## What the task requires
In the data below, which lines contain "have"? List them by copying each one.

## The records
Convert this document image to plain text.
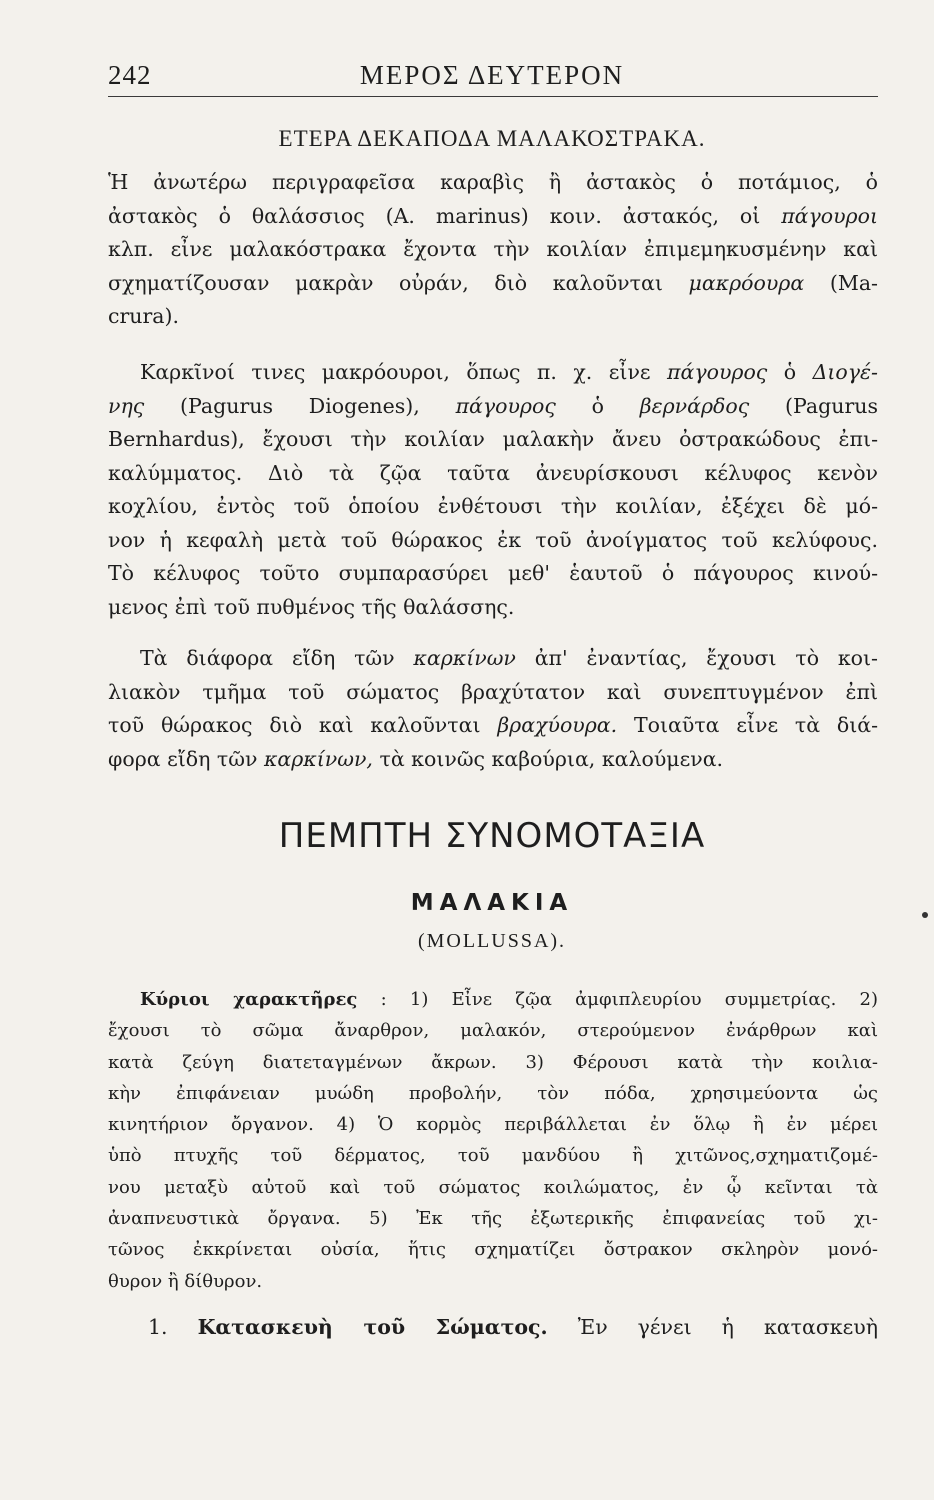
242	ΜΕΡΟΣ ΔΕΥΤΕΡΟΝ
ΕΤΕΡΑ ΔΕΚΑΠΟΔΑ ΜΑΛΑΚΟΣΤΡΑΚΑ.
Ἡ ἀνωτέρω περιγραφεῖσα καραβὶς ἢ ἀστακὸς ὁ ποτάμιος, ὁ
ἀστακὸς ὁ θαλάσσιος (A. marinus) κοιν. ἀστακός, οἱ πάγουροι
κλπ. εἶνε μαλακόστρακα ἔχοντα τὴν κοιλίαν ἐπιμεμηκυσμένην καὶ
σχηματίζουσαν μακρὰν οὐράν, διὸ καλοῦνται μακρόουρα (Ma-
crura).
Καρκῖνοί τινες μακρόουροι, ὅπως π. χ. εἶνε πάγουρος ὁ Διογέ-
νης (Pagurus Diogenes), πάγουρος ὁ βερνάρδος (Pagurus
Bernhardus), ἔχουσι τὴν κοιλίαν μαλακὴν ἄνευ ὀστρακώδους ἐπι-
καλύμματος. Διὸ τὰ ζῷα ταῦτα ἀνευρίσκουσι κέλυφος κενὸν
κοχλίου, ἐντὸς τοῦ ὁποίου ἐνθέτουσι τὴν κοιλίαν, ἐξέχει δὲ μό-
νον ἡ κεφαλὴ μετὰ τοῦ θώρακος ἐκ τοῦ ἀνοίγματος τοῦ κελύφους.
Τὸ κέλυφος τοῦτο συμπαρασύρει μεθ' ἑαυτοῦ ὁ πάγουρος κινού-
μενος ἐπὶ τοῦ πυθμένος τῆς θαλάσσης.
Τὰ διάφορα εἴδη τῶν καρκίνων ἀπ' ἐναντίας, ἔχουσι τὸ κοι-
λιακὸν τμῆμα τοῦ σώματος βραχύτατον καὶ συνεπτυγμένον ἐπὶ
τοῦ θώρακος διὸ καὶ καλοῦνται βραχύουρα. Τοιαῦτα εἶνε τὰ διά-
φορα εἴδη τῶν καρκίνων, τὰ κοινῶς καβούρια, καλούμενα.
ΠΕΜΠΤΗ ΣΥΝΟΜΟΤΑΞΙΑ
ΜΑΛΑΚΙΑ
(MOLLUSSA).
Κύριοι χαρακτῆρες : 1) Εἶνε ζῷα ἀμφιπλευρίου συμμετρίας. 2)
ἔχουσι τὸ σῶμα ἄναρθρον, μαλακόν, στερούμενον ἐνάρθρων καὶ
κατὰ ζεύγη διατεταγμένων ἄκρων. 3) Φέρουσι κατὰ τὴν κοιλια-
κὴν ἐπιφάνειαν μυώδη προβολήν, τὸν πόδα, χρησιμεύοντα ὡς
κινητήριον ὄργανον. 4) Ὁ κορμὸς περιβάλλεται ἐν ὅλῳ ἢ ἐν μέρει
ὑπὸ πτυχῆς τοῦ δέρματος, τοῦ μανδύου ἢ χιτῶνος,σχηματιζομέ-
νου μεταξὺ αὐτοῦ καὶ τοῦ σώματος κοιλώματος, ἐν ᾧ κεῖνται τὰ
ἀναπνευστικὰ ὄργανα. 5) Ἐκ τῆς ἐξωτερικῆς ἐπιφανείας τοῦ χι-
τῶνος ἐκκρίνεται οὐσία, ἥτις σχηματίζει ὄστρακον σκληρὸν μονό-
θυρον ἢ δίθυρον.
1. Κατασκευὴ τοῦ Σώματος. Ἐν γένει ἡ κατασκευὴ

---

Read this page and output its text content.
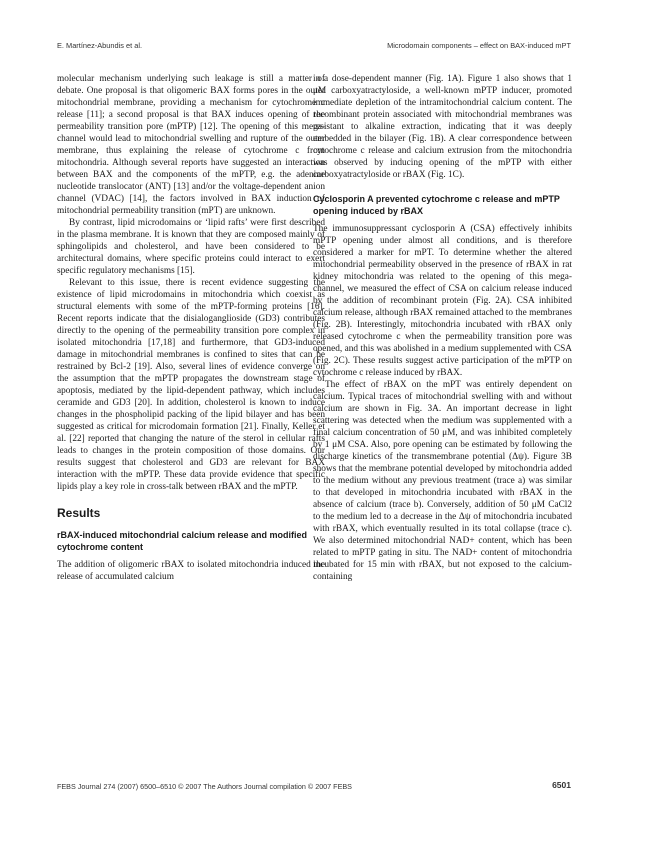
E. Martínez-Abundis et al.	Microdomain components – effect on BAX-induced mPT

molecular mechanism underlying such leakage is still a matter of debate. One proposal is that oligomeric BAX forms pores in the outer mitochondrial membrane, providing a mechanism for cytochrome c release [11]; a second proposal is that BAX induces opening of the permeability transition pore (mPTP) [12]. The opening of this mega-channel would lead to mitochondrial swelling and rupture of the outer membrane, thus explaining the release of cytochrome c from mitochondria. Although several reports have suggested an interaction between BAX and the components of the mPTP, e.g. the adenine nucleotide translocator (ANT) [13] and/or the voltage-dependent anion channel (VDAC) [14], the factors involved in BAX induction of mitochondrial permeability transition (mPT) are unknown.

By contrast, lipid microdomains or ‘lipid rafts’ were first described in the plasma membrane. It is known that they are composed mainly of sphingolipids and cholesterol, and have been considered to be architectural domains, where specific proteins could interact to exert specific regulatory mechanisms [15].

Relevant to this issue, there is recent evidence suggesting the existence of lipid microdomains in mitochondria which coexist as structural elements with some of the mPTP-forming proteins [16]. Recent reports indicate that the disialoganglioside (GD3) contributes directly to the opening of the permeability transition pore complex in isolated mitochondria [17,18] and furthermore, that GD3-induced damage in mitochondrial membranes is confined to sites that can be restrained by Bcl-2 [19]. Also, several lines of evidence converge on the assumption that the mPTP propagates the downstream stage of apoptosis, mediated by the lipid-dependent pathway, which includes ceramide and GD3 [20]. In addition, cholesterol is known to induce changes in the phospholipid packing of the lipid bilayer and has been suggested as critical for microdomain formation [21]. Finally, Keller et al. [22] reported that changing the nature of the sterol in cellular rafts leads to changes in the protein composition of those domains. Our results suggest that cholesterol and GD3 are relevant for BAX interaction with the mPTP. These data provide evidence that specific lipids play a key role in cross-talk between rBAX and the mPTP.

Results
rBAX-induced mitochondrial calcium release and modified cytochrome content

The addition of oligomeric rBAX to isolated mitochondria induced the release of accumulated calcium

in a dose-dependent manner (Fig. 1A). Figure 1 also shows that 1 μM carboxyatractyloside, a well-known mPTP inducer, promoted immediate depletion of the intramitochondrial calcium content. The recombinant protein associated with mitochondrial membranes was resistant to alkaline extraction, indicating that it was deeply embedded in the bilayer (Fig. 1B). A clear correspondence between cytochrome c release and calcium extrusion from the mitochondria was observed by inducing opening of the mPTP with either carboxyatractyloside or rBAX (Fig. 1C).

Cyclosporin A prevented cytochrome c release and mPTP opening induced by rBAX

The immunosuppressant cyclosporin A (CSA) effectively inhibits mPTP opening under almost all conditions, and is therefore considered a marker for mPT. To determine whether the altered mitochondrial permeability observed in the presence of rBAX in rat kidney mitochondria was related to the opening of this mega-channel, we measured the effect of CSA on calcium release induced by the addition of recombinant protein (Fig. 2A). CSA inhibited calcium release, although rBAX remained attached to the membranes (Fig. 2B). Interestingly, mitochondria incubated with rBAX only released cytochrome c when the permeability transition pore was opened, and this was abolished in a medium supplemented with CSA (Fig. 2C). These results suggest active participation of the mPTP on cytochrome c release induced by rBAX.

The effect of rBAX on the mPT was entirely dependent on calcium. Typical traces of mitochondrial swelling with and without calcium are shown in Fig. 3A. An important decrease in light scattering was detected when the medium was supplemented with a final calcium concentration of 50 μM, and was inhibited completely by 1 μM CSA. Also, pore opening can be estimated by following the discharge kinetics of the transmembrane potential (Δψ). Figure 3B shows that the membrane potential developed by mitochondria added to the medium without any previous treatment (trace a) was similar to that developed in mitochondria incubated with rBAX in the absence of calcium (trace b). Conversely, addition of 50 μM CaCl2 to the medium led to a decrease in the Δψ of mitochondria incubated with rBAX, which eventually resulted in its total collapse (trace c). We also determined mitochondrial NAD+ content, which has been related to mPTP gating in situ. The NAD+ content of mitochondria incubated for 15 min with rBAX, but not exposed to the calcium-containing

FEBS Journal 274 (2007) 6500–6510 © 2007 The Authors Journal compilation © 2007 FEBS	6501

## Answer section
molecular mechanism underlying such leakage is still a matter of debate. One proposal is that oligomeric BAX forms pores in the outer mitochondrial membrane, providing a mechanism for cytochrome c release [11]; a second proposal is that BAX induces opening of the permeability transition pore (mPTP) [12]. The opening of this mega-channel would lead to mitochondrial swelling and rupture of the outer membrane, thus explaining the release of cytochrome c from mitochondria. Although several reports have suggested an interaction between BAX and the components of the mPTP, e.g. the adenine nucleotide translocator (ANT) [13] and/or the voltage-dependent anion channel (VDAC) [14], the factors involved in BAX induction of mitochondrial permeability transition (mPT) are unknown.
By contrast, lipid microdomains or ‘lipid rafts’ were first described in the plasma membrane. It is known that they are composed mainly of sphingolipids and cholesterol, and have been considered to be architectural domains, where specific proteins could interact to exert specific regulatory mechanisms [15].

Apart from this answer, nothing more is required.